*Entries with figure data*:
BEGIN
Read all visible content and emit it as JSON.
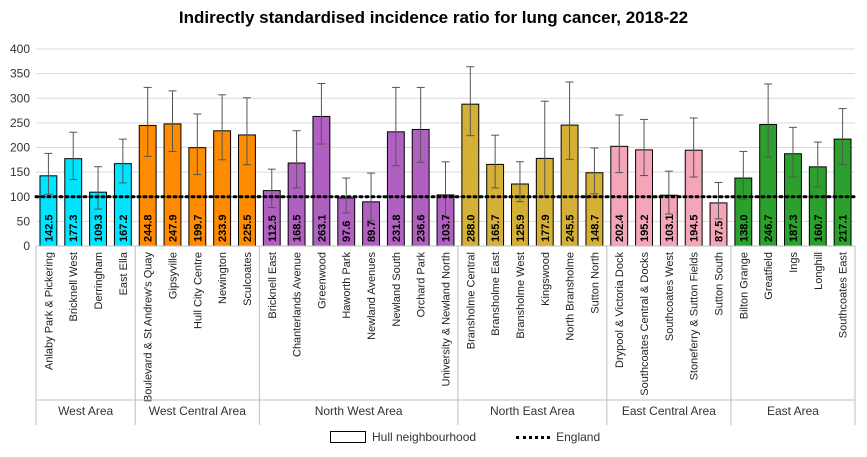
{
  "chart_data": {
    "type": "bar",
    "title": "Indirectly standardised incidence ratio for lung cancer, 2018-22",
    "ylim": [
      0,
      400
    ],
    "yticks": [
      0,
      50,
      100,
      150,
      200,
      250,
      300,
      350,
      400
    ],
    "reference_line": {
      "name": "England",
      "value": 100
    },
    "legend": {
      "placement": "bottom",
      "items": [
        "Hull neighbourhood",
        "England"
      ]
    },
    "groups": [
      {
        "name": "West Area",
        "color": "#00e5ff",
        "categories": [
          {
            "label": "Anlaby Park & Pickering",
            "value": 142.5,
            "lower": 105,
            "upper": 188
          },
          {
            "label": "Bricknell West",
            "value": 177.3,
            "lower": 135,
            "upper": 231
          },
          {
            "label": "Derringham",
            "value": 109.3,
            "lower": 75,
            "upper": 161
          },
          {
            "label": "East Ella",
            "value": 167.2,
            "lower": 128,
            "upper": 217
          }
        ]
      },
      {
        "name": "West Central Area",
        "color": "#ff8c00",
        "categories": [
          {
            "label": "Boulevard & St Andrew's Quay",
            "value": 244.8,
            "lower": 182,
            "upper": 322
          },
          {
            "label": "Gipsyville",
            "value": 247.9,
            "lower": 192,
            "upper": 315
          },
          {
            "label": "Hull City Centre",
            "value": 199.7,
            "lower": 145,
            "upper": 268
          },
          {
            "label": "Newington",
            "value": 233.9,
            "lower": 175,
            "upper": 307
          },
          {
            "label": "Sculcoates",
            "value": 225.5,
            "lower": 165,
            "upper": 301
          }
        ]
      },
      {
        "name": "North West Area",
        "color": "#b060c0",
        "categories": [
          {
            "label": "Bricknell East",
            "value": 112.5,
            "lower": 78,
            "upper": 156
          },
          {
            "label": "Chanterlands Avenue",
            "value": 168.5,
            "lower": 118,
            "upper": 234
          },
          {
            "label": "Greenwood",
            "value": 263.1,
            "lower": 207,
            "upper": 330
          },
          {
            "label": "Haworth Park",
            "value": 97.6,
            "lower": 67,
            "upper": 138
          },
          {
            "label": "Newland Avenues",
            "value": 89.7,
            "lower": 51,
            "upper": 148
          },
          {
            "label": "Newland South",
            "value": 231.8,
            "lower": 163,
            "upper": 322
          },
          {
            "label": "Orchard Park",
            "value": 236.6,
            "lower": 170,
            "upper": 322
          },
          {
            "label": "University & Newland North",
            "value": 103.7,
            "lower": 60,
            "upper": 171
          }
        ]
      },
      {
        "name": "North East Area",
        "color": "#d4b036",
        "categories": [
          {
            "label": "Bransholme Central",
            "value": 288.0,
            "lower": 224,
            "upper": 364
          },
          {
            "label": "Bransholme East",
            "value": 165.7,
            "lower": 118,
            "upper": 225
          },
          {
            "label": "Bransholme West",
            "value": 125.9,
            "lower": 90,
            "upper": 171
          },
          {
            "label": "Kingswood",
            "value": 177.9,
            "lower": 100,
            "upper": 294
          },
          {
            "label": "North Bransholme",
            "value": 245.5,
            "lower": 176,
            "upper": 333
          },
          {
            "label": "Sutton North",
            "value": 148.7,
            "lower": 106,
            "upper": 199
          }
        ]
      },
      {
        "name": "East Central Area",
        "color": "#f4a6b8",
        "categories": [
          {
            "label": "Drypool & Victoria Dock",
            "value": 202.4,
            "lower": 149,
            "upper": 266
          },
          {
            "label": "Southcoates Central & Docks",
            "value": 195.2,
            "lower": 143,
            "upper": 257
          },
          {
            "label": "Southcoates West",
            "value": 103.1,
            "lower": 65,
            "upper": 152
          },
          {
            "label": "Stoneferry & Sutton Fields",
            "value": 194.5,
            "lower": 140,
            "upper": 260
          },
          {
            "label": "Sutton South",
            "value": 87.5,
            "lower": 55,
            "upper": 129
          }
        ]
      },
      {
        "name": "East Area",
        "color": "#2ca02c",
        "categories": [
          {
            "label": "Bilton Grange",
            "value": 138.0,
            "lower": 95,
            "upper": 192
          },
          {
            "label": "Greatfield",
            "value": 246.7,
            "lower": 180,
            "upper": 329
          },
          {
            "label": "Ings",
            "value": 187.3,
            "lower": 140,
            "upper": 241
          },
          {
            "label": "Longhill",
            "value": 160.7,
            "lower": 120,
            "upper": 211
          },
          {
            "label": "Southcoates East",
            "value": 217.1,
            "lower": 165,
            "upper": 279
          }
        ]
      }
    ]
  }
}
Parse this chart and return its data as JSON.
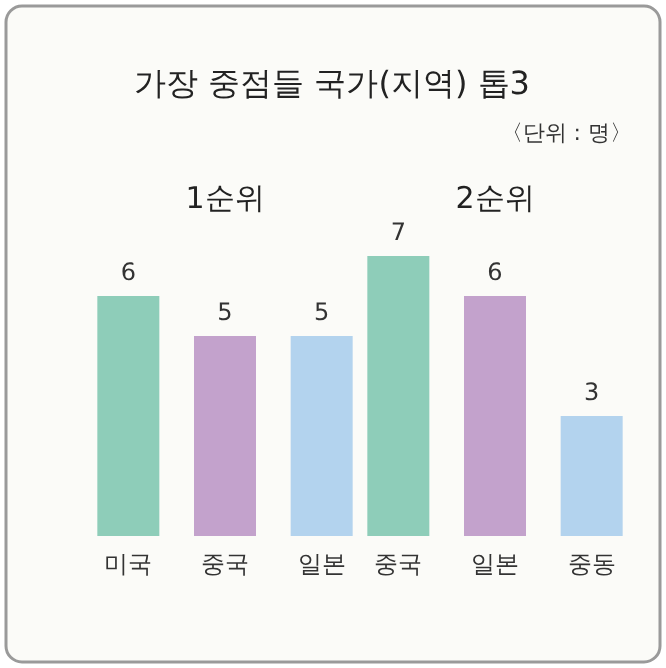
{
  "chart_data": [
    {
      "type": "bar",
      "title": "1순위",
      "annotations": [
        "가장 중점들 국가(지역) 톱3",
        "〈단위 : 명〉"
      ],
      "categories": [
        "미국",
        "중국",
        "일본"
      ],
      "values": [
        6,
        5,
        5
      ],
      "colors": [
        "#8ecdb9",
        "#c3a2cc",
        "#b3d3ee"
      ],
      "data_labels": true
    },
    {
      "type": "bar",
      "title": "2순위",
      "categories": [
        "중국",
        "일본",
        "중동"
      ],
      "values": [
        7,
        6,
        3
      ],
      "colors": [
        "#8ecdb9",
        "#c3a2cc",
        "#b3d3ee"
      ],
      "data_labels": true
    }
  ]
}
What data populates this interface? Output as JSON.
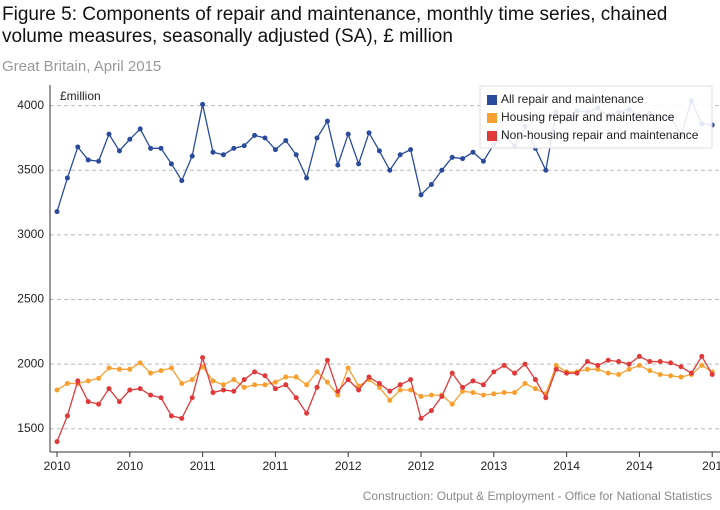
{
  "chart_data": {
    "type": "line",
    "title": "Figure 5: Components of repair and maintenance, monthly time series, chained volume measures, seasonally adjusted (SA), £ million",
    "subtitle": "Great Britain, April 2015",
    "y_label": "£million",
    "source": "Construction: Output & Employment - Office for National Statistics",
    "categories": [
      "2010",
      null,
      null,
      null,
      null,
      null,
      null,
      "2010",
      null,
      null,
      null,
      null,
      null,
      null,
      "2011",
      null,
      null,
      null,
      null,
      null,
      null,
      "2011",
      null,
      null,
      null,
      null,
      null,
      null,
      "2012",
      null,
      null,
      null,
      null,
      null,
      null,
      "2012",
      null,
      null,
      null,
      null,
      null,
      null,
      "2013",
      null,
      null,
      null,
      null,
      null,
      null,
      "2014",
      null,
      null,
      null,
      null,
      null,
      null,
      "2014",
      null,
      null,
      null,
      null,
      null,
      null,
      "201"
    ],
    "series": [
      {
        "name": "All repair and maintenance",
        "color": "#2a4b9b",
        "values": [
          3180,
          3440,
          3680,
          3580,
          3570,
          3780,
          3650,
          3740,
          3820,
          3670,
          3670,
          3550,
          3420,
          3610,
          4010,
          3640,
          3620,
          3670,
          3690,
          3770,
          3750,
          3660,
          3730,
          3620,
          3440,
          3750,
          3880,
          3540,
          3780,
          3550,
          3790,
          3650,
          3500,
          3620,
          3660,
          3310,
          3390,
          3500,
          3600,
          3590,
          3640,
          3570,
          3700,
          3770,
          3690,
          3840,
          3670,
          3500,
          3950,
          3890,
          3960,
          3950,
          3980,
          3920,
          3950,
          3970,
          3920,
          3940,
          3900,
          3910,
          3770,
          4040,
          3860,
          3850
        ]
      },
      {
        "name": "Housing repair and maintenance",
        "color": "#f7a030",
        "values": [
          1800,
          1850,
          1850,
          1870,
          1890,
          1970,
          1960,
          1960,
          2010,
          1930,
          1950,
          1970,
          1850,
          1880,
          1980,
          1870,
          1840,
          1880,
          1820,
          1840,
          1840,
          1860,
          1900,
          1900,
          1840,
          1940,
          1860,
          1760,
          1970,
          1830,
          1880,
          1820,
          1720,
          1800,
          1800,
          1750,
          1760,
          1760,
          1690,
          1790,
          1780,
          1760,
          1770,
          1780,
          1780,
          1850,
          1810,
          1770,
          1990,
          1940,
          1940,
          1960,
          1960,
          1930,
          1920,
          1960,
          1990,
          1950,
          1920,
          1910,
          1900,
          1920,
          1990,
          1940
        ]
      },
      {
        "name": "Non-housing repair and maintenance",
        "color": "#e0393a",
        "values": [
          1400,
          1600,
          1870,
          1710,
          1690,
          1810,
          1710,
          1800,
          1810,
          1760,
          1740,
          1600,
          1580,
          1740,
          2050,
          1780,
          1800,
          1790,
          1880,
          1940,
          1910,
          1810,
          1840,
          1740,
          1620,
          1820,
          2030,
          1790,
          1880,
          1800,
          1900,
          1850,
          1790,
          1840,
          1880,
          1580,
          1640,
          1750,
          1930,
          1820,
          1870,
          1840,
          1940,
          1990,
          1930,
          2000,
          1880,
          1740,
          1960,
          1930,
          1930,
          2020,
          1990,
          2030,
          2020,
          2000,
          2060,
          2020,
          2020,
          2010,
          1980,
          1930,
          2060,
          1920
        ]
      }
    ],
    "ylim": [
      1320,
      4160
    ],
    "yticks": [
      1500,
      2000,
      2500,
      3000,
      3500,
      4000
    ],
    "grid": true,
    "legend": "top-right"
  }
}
END
*Exercise aim*: All lines above containing the string "Area" are to be collected.

*Finished exercise*:
        "name": "West Area",
        "name": "West Central Area",
        "name": "North West Area",
        "name": "North East Area",
        "name": "East Central Area",
        "name": "East Area",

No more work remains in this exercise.